Data entries
★ ★ ★

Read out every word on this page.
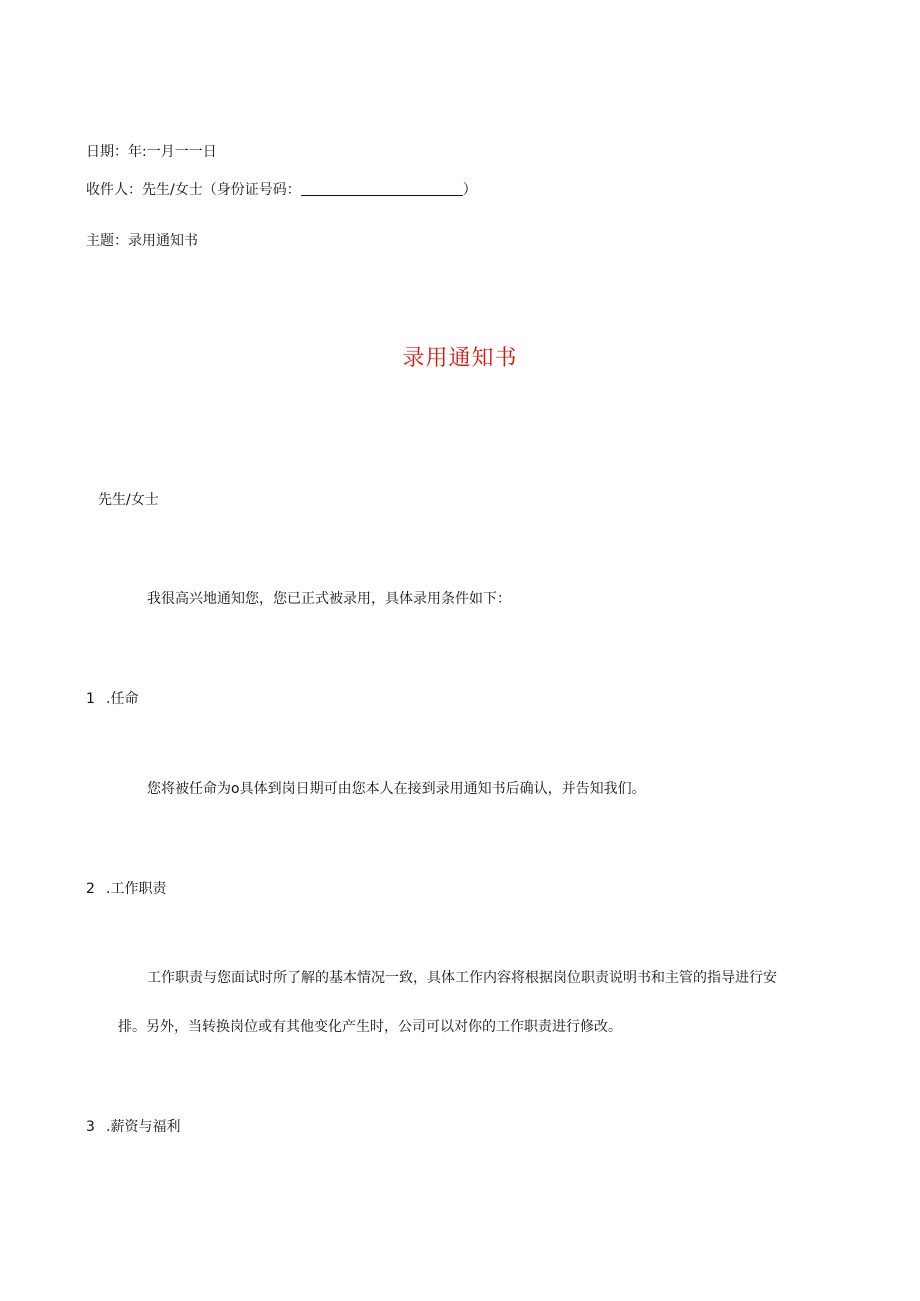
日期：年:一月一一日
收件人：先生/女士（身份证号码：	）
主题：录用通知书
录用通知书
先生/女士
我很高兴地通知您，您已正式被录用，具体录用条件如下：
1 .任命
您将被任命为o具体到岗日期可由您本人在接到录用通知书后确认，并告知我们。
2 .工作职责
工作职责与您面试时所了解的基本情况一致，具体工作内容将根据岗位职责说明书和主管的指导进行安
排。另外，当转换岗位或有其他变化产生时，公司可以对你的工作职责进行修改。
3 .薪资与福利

★ ★ ★

▸ **Task objective**
A faithful copy of the records above is needed, with the pictures left out.

▸ **Answer to this problem**
Read out every word on this page.
日期：年:一月一一日
收件人：先生/女士（身份证号码：	）
主题：录用通知书
录用通知书
先生/女士
我很高兴地通知您，您已正式被录用，具体录用条件如下：
1 .任命
您将被任命为o具体到岗日期可由您本人在接到录用通知书后确认，并告知我们。
2 .工作职责
工作职责与您面试时所了解的基本情况一致，具体工作内容将根据岗位职责说明书和主管的指导进行安
排。另外，当转换岗位或有其他变化产生时，公司可以对你的工作职责进行修改。
3 .薪资与福利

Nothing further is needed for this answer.